═════ Dokumenttext ═════

Essen. Die Autorin Inge Kloepfer setzt sich kritisch-mitfühlend mit der Unterschicht in Deutschland auseinander. Im Interview plädiert sie für mehr Zwang und Disziplinleistungen, aber auch für bessere Bildungsarbeit an Schulen und Vorschulen. Und: Das Betreuungsgeld hält sie für teuren Unfug.

Der Begriff „Unterschicht” ist umstritten. Manche sagen, er sei zu stigmatisierend. Warum verwenden Sie ihn trotzdem?

Inge Kloepfer: Weil ich finde, dass man die Dinge klar benennen muss. Und es gibt nun einmal gravierende Unterschiede in der Gesellschaft. Es ist hochgefährlich, vor lauter politischer Korrektheit nicht das zu sagen, wie es wirklich ist.

Wer gehört eigentlich zur Unterschicht?

Kloepfer: Da müssen drei Merkmale zusammenkommen: Prekäre materielle Verhältnisse sind das eine. Das zweite ist die Bildungsferne. Drittens geht es um ein bestimmtes Verhalten, das den Unterschicht- Status verfestigt und das wenig Chancen bietet, dem Milieu zu entwachsen. Dazu gehört, dass vor lauter Perspektivlosigkeit eigene Anstrengungen fehlen.

Das Materielle alleine, die Armut reicht nicht?

Kloepfer: Nein, schauen Sie, ich kenne eine alleinerziehende Musikerin mit drei Kindern, bei der es am Ende des Monats finanziell knapp wird. Aber zur Unterschicht gehört sie deshalb noch lange nicht. Sie ist gebildet und ihre Kinder sind in der Schule erfolgreich. Sie selbst arbeitet freiberuflich. Das ist selbst gewählt und nicht einfach.

Sie sagen, 20 Prozent der jungen Leute steuern auf ein Leben mit Sozialhilfe zu. ist das nicht übertrieben?

═════

Aufgabe:
Schreiben Sie das Interview über die Unterschicht in Deutschland im Anschluss an seinen letzten Satz weiter.

═════ Datenzeilen ═════

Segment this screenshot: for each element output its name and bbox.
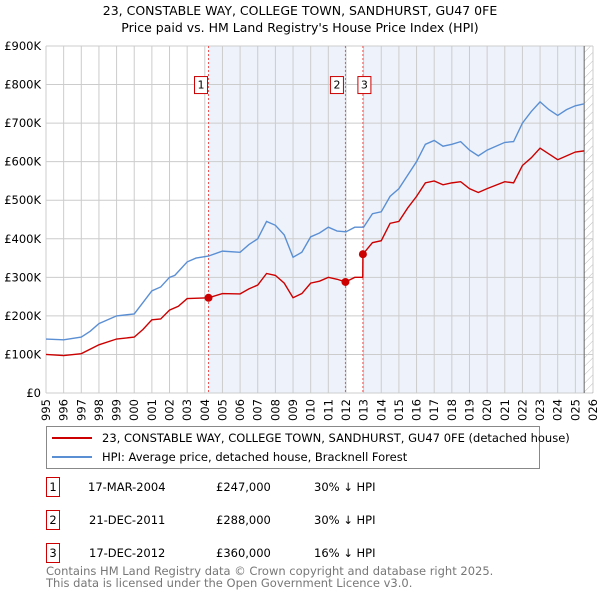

═════

Ergebnis:
Kloepfer: Das ist noch konservativ geschätzt. Grundlage sind einige Studien. Bei den Pisa-Tests verharren 20 bis 23 Prozent der Kinder und Jugendlichen auf den untersten Kompetenzstufen. Sie können Texte irgendwie lesen, aber nicht verstehen. Beim Lernstandsvergleichstest in NRW schaffen zum Teil 30 Prozent die Minimalanforderungen nicht. Die Unternehmen sprechen davon, dass jeder vierte Jugendliche nicht ausbildungsfähig ist. Ich frage mich: Wie sollen diese jungen Menschen jemals in unserer Wissensgesellschaft ankommen?

In Ihrem Buch stellen Sie die These auf, die Gesellschaft produziere systematisch eine Unterschicht. Aber liegt die Verantwortung nicht zunächst beim einzelnen Jugendlichen und mehr noch bei seinen Eltern?

Kloepfer: Der soziale Status vererbt sich. Das ist der Skandal in Deutschland. Und das dürfte absolut nicht sein. Natürlich liegt das auch an den Eltern, klar. Deutschland war mal eine Aufsteigergesellschaft. Das konnte man ja gerade im Ruhrgebiet in den 1960er und 1970er Jahren sehen, als die Mittelschicht ungeheuren Zuwachs durch Arbeiterkinder erhielt. Das passierte nicht zuletzt, weil die Leute etwas für ihre Kinder taten. „Mein Kind soll es einmal besser haben”, war so ein Satz, den man immer wieder gehört hat.

"Den Kindern helfen keine Debatten"

Und wo ist dieser Impuls geblieben?

Kloepfer: Das ist die große Frage. Die Forscher sagen, die entstehende Massenarbeitslosigkeit war der Bruch. Wenn die Menschen das Gefühl haben, nicht mehr gebraucht zu werden, dann strengen sich viele nicht mehr an.

Aber die Leute werden gebraucht. Sie sagten es schon: Das Handwerk klagt doch über nicht ausbildungsfähige Jugendliche, in technischen Berufen gibt es durchaus freie Stellen, die nicht besetzt werden können.

Kloepfer: Ja, natürlich werden die jungen Menschen alle gebraucht. Aber sie wissen und können viel zu wenig – und das in einer Zeit in der es immer weniger junge und immer mehr alte Menschen gibt. Darin liegt die gesellschaftliche Tragödie. Aber wenn Kinder in solchen schwierigen Elternhäusern aufwachsen, und keine Perspektive haben, dann können sie den Kindern keinen Vorwurf machen. Auf die Eltern wiederum können Sie aber eben nicht bauen.

Die Gesellschaft soll also reparieren, was die Eltern verbockt haben. Doch reicht das? Brauchen wir nicht eine werteorientierte Debatte, die solchen Leuten unmissverständlicher als bisher klar macht: So nicht!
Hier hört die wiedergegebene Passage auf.